| Pasaje de origen |
El azar quiso que Vicente Blasco Ibáñez conociera a Elena Ortúzar, como suceden los grandes amores. La vio por primera vez pintada en un cuadro en el estudio de Joaquín Sorolla en Madrid, corría el año de 1906. El retrato de la dama cautivó al escritor, en aquel momento diputado republicano en Las Cortes. Blasco quedó absorto, mirando el lienzo en silencio, desde todos los ángulos, mientras Sorolla seguía su tarea sin perder de vista el repentino embelesamiento del amigo. Como imaginó el artista, la calma momentánea de Blasco desembocó en ciclón. Rogó, pidió y exigió, en tributo a sus años de íntima relación, conocer a aquella mujer que ya le hacía palpitar el corazón. De nada sirvieron las reflexiones de Sorolla, que le insistía en que era una dama casada con un rico diplomático propietario de minas en Chile. Una mujer seria, discreta, de profundas convicciones religiosas, le conminó el pintor. Pero Blasco era punto y aparte.

El encuentro llegó y resultó un flechazo. Una primera mirada, ese indescriptible secreto del amor, volcó la más desatada química de las endorfinas y cambió la vida de ambos. Desde aquel momento, las dificultades, los dos mantenían los respectivos matrimonios, tuvieron que ir siendo sorteadas, y la pasión prohibida fue avanzando como lava incandescente. Con el transcurso de los años, los expertos hablan de la caducidad del amor pasional, nada ni nadie logró extinguir aquella llama que mantenían viva, con altibajos pero nunca apagada. Aquel secreto a voces, calando en las propias familias, jamás encontró hora de acabar, desafiando todas las previsiones de amor imposible y contratiempos teóricamente insalvables.

Las crisis sentimentales asomaban de vez en vez, a lo largo de los primeros años, con periodos de distanciamiento, en ocasiones largos, que al fin volvían a reconducirse. Elena, atraída por el arrollador empuje varonil de Blasco Ibáñez, trató de utilizar todo tipo de argumentos racionales, intentando justificar una coraza que la protegiese de los prejuicios que le producían la situación y, al tiempo, como prevención de un eventual desengaño con el hombre que más la había hecho sentir como mujer. En determinados momentos llegó a decirle a Blasco que las circunstancias la habían enfriado. Que tenía admiración por él, pero que ya no estaba enamorada. El genio valenciano nunca tiró la toalla, y Elena quedó sin recursos, absorbida por el carácter tenaz, decidido, pero a la vez cargado de ternura y atenciones. Finalmente, vencida por los verdaderos sentimientos, afrontó que ese español era el hombre de su vida. Él le descubrió el placentero mundo del amor con entrega y le hizo experimentar un goce sexual que nunca conoció con su marido. Un universo nuevo que ella creía desterrado en una juventud aún latente, que, durante tanto tiempo la hizo sentirse culpable de una falsa frigidez. Blasco Ibáñez le había dado vida y esperanza, el riesgo merecía la pena.

| Instrucción A |
Resume en menos palabras el párrafo del pasaje sobre Blasco Ibáñez y Elena Ortúzar que empieza con «El encuentro llegó y resultó un flechazo», sin perder sus hechos principales.
| Instrucción B |
Prosigue el pasaje sobre Blasco Ibáñez y Elena Ortúzar a partir de su última oración.
Los datos que siguen no tienen relación con el pasaje.

| Datos del conjunto |
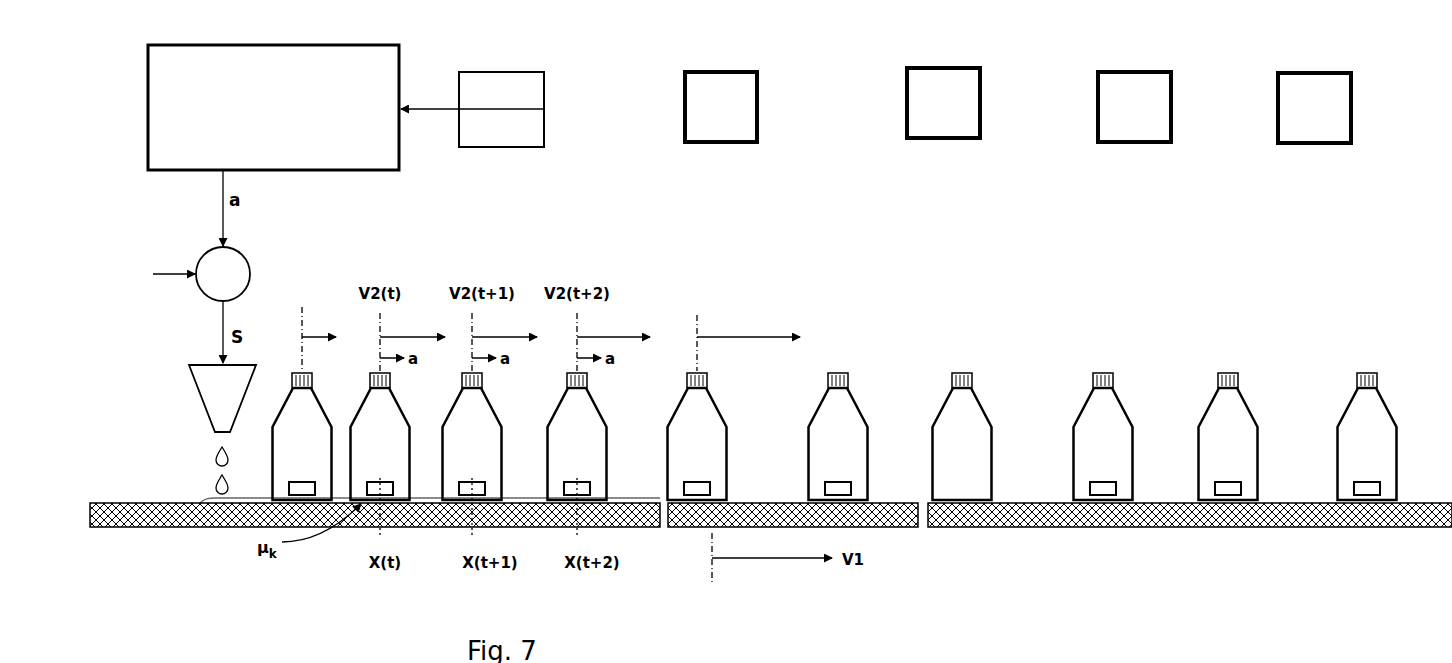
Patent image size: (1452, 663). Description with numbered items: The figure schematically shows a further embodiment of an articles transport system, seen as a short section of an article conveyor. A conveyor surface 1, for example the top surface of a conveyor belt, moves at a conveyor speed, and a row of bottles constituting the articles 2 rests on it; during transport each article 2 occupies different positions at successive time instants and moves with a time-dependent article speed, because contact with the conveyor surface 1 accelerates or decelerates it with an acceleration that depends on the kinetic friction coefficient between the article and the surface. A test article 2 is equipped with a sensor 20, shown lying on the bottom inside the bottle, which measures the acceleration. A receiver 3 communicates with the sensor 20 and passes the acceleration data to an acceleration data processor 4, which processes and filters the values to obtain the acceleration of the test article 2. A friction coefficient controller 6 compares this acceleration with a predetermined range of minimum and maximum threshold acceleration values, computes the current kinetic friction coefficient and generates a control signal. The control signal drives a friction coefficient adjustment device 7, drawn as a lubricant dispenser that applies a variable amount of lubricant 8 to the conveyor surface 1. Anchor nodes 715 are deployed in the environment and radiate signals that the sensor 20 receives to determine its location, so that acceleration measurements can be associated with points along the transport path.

The conveyor surface 1 is at (160, 499).
The article 2 is at (835, 436).
The receiver 3 is at (472, 109).
The acceleration data processor 4 is at (273, 107).
The friction coefficient controller 6 is at (161, 269).
The friction coefficient adjustment device 7 is at (222, 398).
The lubricant 8 is at (250, 499).
The sensor 20 is at (295, 490).
The anchor nodes 715 is at (1018, 105).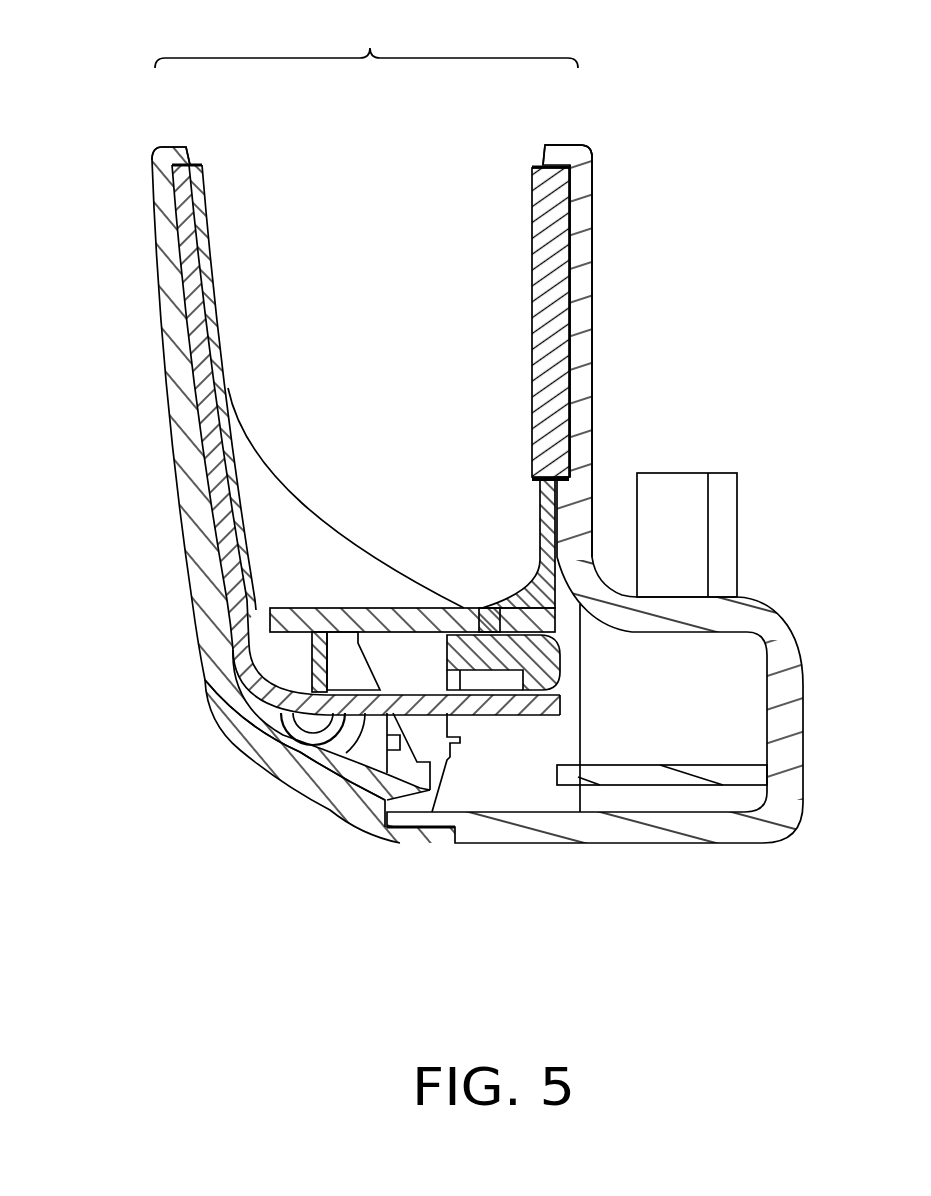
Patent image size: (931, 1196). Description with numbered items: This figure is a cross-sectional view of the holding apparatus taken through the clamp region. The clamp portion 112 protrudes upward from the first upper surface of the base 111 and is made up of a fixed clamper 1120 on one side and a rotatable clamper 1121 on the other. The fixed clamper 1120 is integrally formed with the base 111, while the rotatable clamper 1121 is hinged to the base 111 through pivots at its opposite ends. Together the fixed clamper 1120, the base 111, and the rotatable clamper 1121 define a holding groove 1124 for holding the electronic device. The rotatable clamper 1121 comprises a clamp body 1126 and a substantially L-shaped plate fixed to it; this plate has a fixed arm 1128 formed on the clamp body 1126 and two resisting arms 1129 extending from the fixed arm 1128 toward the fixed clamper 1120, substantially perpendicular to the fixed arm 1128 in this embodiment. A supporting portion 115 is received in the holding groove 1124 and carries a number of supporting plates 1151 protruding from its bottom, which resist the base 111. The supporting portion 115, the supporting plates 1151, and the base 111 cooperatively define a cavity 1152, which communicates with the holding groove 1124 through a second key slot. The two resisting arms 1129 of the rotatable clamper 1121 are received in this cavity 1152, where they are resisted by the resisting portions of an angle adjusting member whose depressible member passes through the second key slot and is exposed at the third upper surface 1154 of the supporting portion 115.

The clamp portion 112 is at (372, 91).
The fixed clamper 1120 is at (560, 153).
The rotatable clamper 1121 is at (175, 150).
The holding groove 1124 is at (475, 325).
The clamp body 1126 is at (163, 250).
The fixed arm 1128 is at (193, 321).
The resisting arms 1129 is at (340, 726).
The base 111 is at (262, 713).
The supporting portion 115 is at (458, 608).
The supporting plates 1151 is at (383, 697).
The cavity 1152 is at (507, 683).
The third upper surface 1154 is at (457, 607).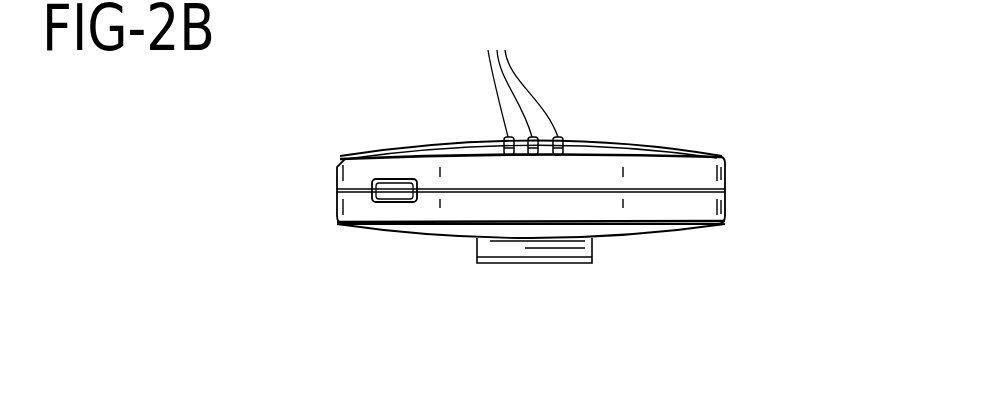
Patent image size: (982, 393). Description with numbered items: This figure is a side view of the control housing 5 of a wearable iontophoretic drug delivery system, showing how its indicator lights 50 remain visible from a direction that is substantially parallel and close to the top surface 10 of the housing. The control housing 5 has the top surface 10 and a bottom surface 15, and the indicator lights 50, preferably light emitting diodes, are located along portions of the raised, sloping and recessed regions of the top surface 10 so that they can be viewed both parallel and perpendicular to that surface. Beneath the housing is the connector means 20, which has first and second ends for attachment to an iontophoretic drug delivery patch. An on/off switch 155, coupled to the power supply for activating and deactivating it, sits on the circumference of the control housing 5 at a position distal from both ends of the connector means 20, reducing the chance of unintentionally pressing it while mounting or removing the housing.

The control housing 5 is at (725, 201).
The top surface 10 is at (640, 150).
The bottom surface 15 is at (418, 235).
The connector means 20 is at (587, 282).
The indicator lights 50 is at (524, 91).
The on/off switch 155 is at (392, 191).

| Resultado del ejercicio A |
Blasco Ibáñez y Elena Ortúzar se enamoraron a primera vista, y aquel encuentro cambió la vida de ambos. Como los dos seguían casados, tuvieron que sortear muchas dificultades, pero la pasión prohibida no dejó de avanzar. Con los años la llama tuvo altibajos, pero nunca se apagó. Aquel secreto a voces llegó a conocerse en sus propias familias y desafió todas las previsiones de un amor imposible.

| Resultado del ejercicio B |
La crisis más importante la vivió la pareja unos meses después de conocerse, afectada la relación por el vendaval de pasión que la misma comportaba y la situación de Elena Ortúzar, trasladada a París con su marido, al ser destinado éste como alto funcionario de la embajada de Chile en la capital de Francia. Tiempo después, Vicente Blasco Ibáñez dejaría escrito que «hubo una etapa de mi vida en la que cogía el expreso Madrid-París como quien coge el tranvía». En aquella situación, auténtico torbellino de sentimientos, Blasco hizo por amor lo que pocos escritores; mandó quemar toda la edición, doce mil ejemplares, de su novela La voluntad de vivir. Así era el personaje, nada de medias tintas. La obra la escribió en un arrebato de pasión desatada, recluido durante dos meses en su casa madrileña. Enclaustrado, dio rienda suelta a los sentimientos que lo atenazaban; un maremoto interno jamás experimentado. Blasco narró, con pelos y señales, los primeros viajes a la ciudad del Sena al encuentro del amor de su vida: Elena Ortúzar. Contó la historia de un adulterio, el de su amante y de él mismo. La dama enfurecida, amenazó al escritor con abandonarlo definitivamente en el caso de que el libro fuera puesto en circulación, prueba difícil que éste zanjó tirando por la calle de en medio, ante el estupor de sus socios editores.

Sería cierto que el amor todo lo puede, y fue cierto que por un sentimiento tan poderoso como inexplicable logró superar una prueba tremenda. En los últimos días del invierno de 1907, Blasco Ibáñez tuvo la sensación de quien cae por el precipicio sin tabla de salvación alguna, de que la montaña rusa del adulterio por la que él y Elena Ortúzar deslizaban voluntariamente sus vidas acababa por desmoronarse. Conocía el endemoniado carácter de la mujer, pero nunca pensó en tamaña reacción. Y ante aquello sólo cabía una actuación decidida, a la altura del genio y figura del valenciano. Reconoció„qué cambiado estaba„ el acto de temeridad que significaba haber escrito La voluntad de vivir. El apasionamiento había ido demasiado lejos. Blasco, perdidamente enamorado de la desconcertante dama, especial y mundana, tan diferente a su provinciana esposa, María Blasco, mandó destruir el texto. Y siguió apostando por una relación difícil, imposible a los ojos de los demás, que le había devuelto las ilusiones y lo había impulsado por el camino de vivir en mayúsculas. Aquel momento intenso, de desbordado lirismo, que supuso un decisivo golpe de efecto en los sentimientos de Elena, durante el resto de su vida no dejó de provocarle una placentera sonrisa, cada vez que lo recordaba. «Aquello acabó por conquistarla», solía decir a sus íntimos, aunque la montaña rusa seguía activada. Y si es cierto que Blasco continuó siendo un hombre de acción, aquella gran señora chilena, fue definitiva en la vida del escritor. En los círculos sociales de la época resultó popular el comentario: «Don Vicente Blasco Ibáñez es un lobo ante los hombres y manso corderito para doña Elena Ortúzar».